What to produce:
Copy out the lines verbatim, starting with the line that contains "graph1-slider-green-marker[interactable] [484, 56, 492, 61]" and going on through the line that contains "dtc-header[interactable]: Curr Conf", both included.

--- Data excerpts ---

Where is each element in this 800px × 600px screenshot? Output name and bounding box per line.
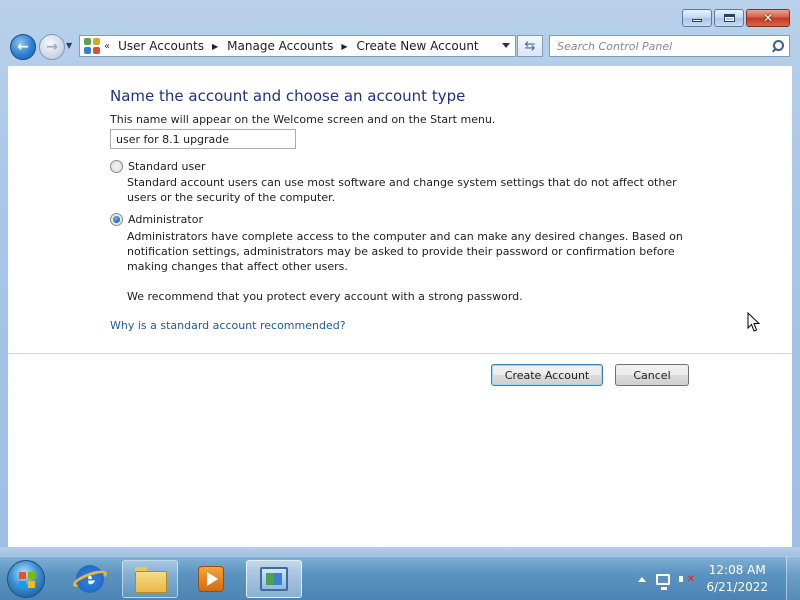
navigation-bar: ← → ▼ « User Accounts ▶ Manage Accounts … bbox=[0, 33, 800, 61]
window-controls: ✕ bbox=[682, 9, 790, 27]
account-name-input[interactable] bbox=[110, 129, 296, 149]
clock-date: 6/21/2022 bbox=[706, 580, 768, 594]
minimize-icon bbox=[692, 19, 702, 22]
start-button[interactable] bbox=[7, 560, 45, 598]
maximize-button[interactable] bbox=[714, 9, 744, 27]
taskbar: e 12:08 AM 6/21/2022 bbox=[0, 556, 800, 600]
media-player-icon bbox=[198, 566, 224, 592]
windows-logo-icon bbox=[19, 572, 35, 588]
back-arrow-icon: ← bbox=[17, 39, 29, 55]
breadcrumb-create-new-account[interactable]: Create New Account bbox=[357, 39, 479, 53]
breadcrumb-overflow[interactable]: « bbox=[104, 41, 110, 52]
standard-account-help-link[interactable]: Why is a standard account recommended? bbox=[110, 319, 346, 332]
folder-icon bbox=[135, 567, 167, 593]
search-box[interactable] bbox=[549, 35, 790, 57]
taskbar-windows-explorer[interactable] bbox=[122, 560, 178, 598]
create-account-button[interactable]: Create Account bbox=[491, 364, 603, 386]
divider bbox=[8, 353, 792, 354]
clock[interactable]: 12:08 AM 6/21/2022 bbox=[706, 562, 768, 596]
control-panel-icon bbox=[84, 38, 100, 54]
forward-button[interactable]: → bbox=[39, 34, 65, 60]
account-name-hint: This name will appear on the Welcome scr… bbox=[110, 113, 496, 126]
refresh-icon: ⇆ bbox=[524, 38, 536, 54]
close-icon: ✕ bbox=[762, 11, 774, 25]
administrator-label[interactable]: Administrator bbox=[128, 213, 203, 226]
taskbar-control-panel[interactable] bbox=[246, 560, 302, 598]
standard-user-description: Standard account users can use most soft… bbox=[127, 176, 677, 204]
administrator-option[interactable]: Administrator bbox=[110, 213, 203, 226]
breadcrumb-separator-icon[interactable]: ▶ bbox=[212, 42, 218, 51]
control-panel-icon bbox=[260, 567, 288, 591]
page-title: Name the account and choose an account t… bbox=[110, 87, 466, 105]
system-tray: 12:08 AM 6/21/2022 bbox=[638, 557, 800, 600]
standard-user-label[interactable]: Standard user bbox=[128, 160, 206, 173]
breadcrumb-separator-icon[interactable]: ▶ bbox=[341, 42, 347, 51]
show-desktop-button[interactable] bbox=[786, 557, 800, 600]
network-icon[interactable] bbox=[656, 573, 671, 590]
mouse-cursor-icon bbox=[747, 312, 761, 332]
taskbar-media-player[interactable] bbox=[183, 560, 239, 598]
standard-user-radio[interactable] bbox=[110, 160, 123, 173]
forward-arrow-icon: → bbox=[46, 39, 58, 55]
refresh-button[interactable]: ⇆ bbox=[517, 35, 543, 57]
minimize-button[interactable] bbox=[682, 9, 712, 27]
show-hidden-icons-icon[interactable] bbox=[638, 576, 647, 582]
address-dropdown-icon[interactable] bbox=[502, 43, 510, 48]
address-bar[interactable]: « User Accounts ▶ Manage Accounts ▶ Crea… bbox=[79, 35, 516, 57]
back-button[interactable]: ← bbox=[10, 34, 36, 60]
cancel-button[interactable]: Cancel bbox=[615, 364, 689, 386]
taskbar-internet-explorer[interactable]: e bbox=[62, 560, 118, 598]
standard-user-option[interactable]: Standard user bbox=[110, 160, 206, 173]
volume-muted-icon[interactable] bbox=[678, 571, 695, 587]
control-panel-window: ✕ ← → ▼ « User Accounts ▶ Manage Account… bbox=[0, 0, 800, 556]
administrator-description: Administrators have complete access to t… bbox=[127, 230, 683, 273]
password-recommendation: We recommend that you protect every acco… bbox=[127, 290, 523, 303]
maximize-icon bbox=[723, 14, 735, 22]
window-bottom-border bbox=[0, 547, 800, 556]
search-icon[interactable] bbox=[769, 38, 785, 54]
close-button[interactable]: ✕ bbox=[746, 9, 790, 27]
content-pane: Name the account and choose an account t… bbox=[8, 66, 792, 547]
internet-explorer-icon: e bbox=[71, 565, 109, 593]
administrator-radio[interactable] bbox=[110, 213, 123, 226]
search-input[interactable] bbox=[550, 39, 769, 53]
breadcrumb-manage-accounts[interactable]: Manage Accounts bbox=[227, 39, 333, 53]
breadcrumb-user-accounts[interactable]: User Accounts bbox=[118, 39, 204, 53]
recent-pages-dropdown[interactable]: ▼ bbox=[66, 41, 72, 50]
clock-time: 12:08 AM bbox=[708, 563, 766, 577]
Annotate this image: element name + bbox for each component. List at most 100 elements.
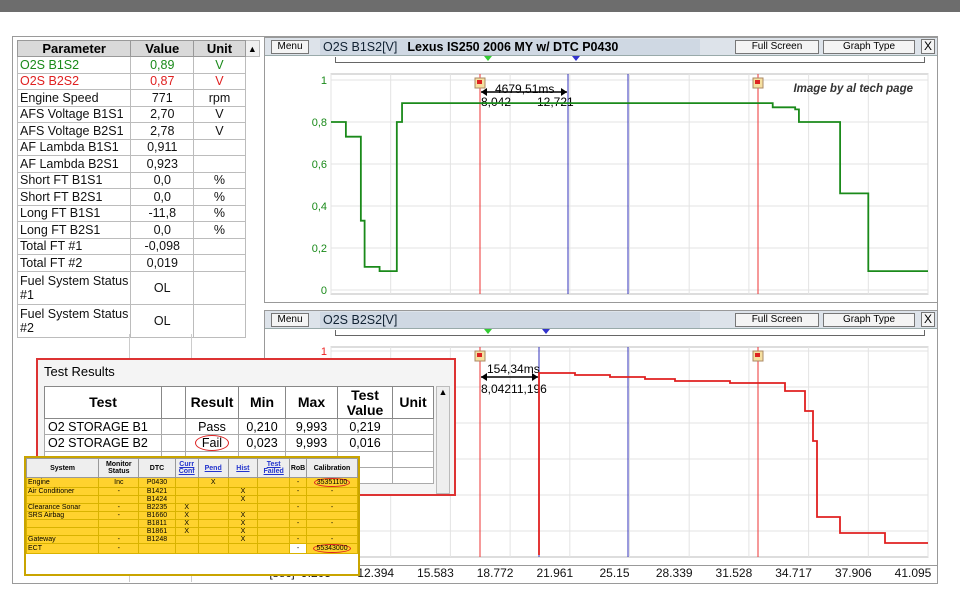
graph1-slider-green-marker[interactable] [484, 56, 492, 61]
tr-header-max[interactable]: Max [285, 386, 338, 419]
param-header-parameter[interactable]: Parameter [16, 40, 132, 57]
param-row[interactable]: Engine Speed 771 rpm [16, 89, 260, 107]
graph1-menu-button[interactable]: Menu [271, 40, 309, 54]
graph2-graph-type-button[interactable]: Graph Type [823, 313, 915, 327]
dtc-cell: - [306, 535, 358, 544]
param-row[interactable]: AF Lambda B1S1 0,911 [16, 138, 260, 156]
param-row[interactable]: Long FT B2S1 0,0% [16, 221, 260, 239]
dtc-cell [227, 543, 259, 554]
dtc-header[interactable]: Curr Conf [174, 458, 199, 478]
graph1-close-button[interactable]: X [921, 39, 935, 54]
graph1-full-screen-button[interactable]: Full Screen [735, 40, 819, 54]
dtc-cell: X [174, 511, 199, 520]
x-tick-label: 15.583 [417, 566, 454, 580]
dtc-cell: X [227, 527, 259, 536]
param-row[interactable]: Fuel System Status #1 OL [16, 270, 260, 305]
graph1-slider-blue-marker[interactable] [572, 56, 580, 61]
test-results-scrollbar[interactable]: ▲ [436, 386, 450, 494]
dtc-cell [197, 543, 229, 554]
dtc-cell [257, 543, 291, 554]
dtc-cell: - [98, 487, 140, 496]
param-unit: % [193, 204, 246, 222]
scroll-up-icon[interactable]: ▲ [244, 40, 261, 57]
graph2-full-screen-button[interactable]: Full Screen [735, 313, 819, 327]
param-row[interactable]: O2S B1S2 0,89 V [16, 56, 260, 74]
dtc-header[interactable]: Pend [197, 458, 229, 478]
param-unit: V [193, 122, 246, 140]
param-header-value[interactable]: Value [130, 40, 195, 57]
dtc-cell: - [98, 543, 140, 554]
x-tick-label: 12.394 [357, 566, 395, 580]
param-unit [193, 303, 246, 338]
dtc-row[interactable]: B1424 X [25, 495, 358, 504]
graph1-plot[interactable]: 1 0,8 0,6 0,4 0,2 0 4679,51ms8,042 12,721 Image … [265, 64, 939, 304]
param-row[interactable]: AF Lambda B2S1 0,923 [16, 155, 260, 173]
dtc-cell: - [98, 535, 140, 544]
param-unit: rpm [193, 89, 246, 107]
graph2-menu-button[interactable]: Menu [271, 313, 309, 327]
graph1-channel[interactable]: O2S B1S2[V] [323, 40, 397, 54]
dtc-cell: - [289, 519, 308, 528]
param-row[interactable]: Short FT B2S1 0,0% [16, 188, 260, 206]
dtc-header[interactable]: Hist [227, 458, 259, 478]
dtc-row[interactable]: Air Conditioner - B1421 X - - [25, 487, 358, 496]
param-row[interactable]: Short FT B1S1 0,0% [16, 171, 260, 189]
graph2-channel[interactable]: O2S B2S2[V] [323, 313, 397, 327]
dtc-row[interactable]: ECT - -55343000 [25, 543, 358, 554]
param-unit: % [193, 188, 246, 206]
param-name: AFS Voltage B1S1 [16, 105, 132, 123]
graph2-flag-icon-mark [755, 353, 760, 357]
tr-header-unit[interactable]: Unit [392, 386, 434, 419]
dtc-row[interactable]: Engine Inc P0430 X -35351100 [25, 477, 358, 488]
tr-header-test[interactable]: Test [44, 386, 162, 419]
param-row-spacer [245, 172, 259, 189]
param-row-spacer [245, 304, 259, 337]
param-header-unit[interactable]: Unit [193, 40, 246, 57]
param-name: AF Lambda B2S1 [16, 155, 132, 173]
param-row[interactable]: Total FT #2 0,019 [16, 254, 260, 272]
dtc-cell: Inc [98, 477, 140, 488]
test-result-row[interactable]: O2 STORAGE B2 Fail 0,023 9,993 0,016 [44, 434, 434, 452]
param-name: O2S B2S2 [16, 72, 132, 90]
graph1-range-slider[interactable] [335, 56, 925, 63]
param-row[interactable]: AFS Voltage B1S1 2,70 V [16, 105, 260, 123]
param-unit: V [193, 105, 246, 123]
param-row[interactable]: Long FT B1S1 -11,8% [16, 204, 260, 222]
param-row[interactable]: AFS Voltage B2S1 2,78 V [16, 122, 260, 140]
dtc-cell [289, 527, 308, 536]
dtc-row[interactable]: B1811 X X - - [25, 519, 358, 528]
graph2-range-slider[interactable] [335, 329, 925, 336]
tr-header-min[interactable]: Min [238, 386, 286, 419]
test-result-unit [392, 418, 434, 435]
param-name: Long FT B1S1 [16, 204, 132, 222]
param-row[interactable]: Total FT #1 -0,098 [16, 237, 260, 255]
dtc-header: System [25, 458, 100, 478]
graph1-y-tick: 0 [321, 285, 327, 297]
dtc-cell: B1248 [138, 535, 176, 544]
dtc-row[interactable]: SRS Airbag - B1660 X X [25, 511, 358, 520]
dtc-header[interactable]: Test Failed [257, 458, 291, 478]
graph2-slider-blue-marker[interactable] [542, 329, 550, 334]
dtc-cell: B1861 [138, 527, 176, 536]
test-result-max: 9,993 [285, 418, 338, 435]
param-row-spacer [245, 90, 259, 107]
param-row[interactable]: Fuel System Status #2 OL [16, 303, 260, 338]
graph2-close-button[interactable]: X [921, 312, 935, 327]
param-value: OL [130, 303, 195, 338]
graph2-slider-green-marker[interactable] [484, 329, 492, 334]
test-result-value: 0,219 [337, 418, 393, 435]
test-result-row[interactable]: O2 STORAGE B1 Pass 0,210 9,993 0,219 [44, 418, 434, 435]
tr-header-test-value[interactable]: Test Value [337, 386, 393, 419]
param-value: -11,8 [130, 204, 195, 222]
param-row[interactable]: O2S B2S2 0,87 V [16, 72, 260, 90]
dtc-cell [257, 487, 291, 496]
graph1-graph-type-button[interactable]: Graph Type [823, 40, 915, 54]
tr-header-blank [161, 386, 186, 419]
dtc-row[interactable]: Gateway - B1248 X - - [25, 535, 358, 544]
tr-header-result[interactable]: Result [185, 386, 239, 419]
dtc-cell: B1421 [138, 487, 176, 496]
param-value: 0,911 [130, 138, 195, 156]
dtc-row[interactable]: Clearance Sonar - B2235 X - - [25, 503, 358, 512]
dtc-cell: - [289, 487, 308, 496]
dtc-row[interactable]: B1861 X X [25, 527, 358, 536]
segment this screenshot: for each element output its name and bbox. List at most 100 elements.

---

Answer for the task:
graph1-slider-green-marker[interactable] [484, 56, 492, 61]
tr-header-max[interactable]: Max [285, 386, 338, 419]
param-header-parameter[interactable]: Parameter [16, 40, 132, 57]
param-row[interactable]: Engine Speed 771 rpm [16, 89, 260, 107]
graph1-menu-button[interactable]: Menu [271, 40, 309, 54]
graph2-graph-type-button[interactable]: Graph Type [823, 313, 915, 327]
dtc-cell: - [306, 535, 358, 544]
param-row[interactable]: AF Lambda B1S1 0,911 [16, 138, 260, 156]
param-row[interactable]: Long FT B2S1 0,0% [16, 221, 260, 239]
dtc-cell [227, 543, 259, 554]
dtc-header[interactable]: Curr Conf [174, 458, 199, 478]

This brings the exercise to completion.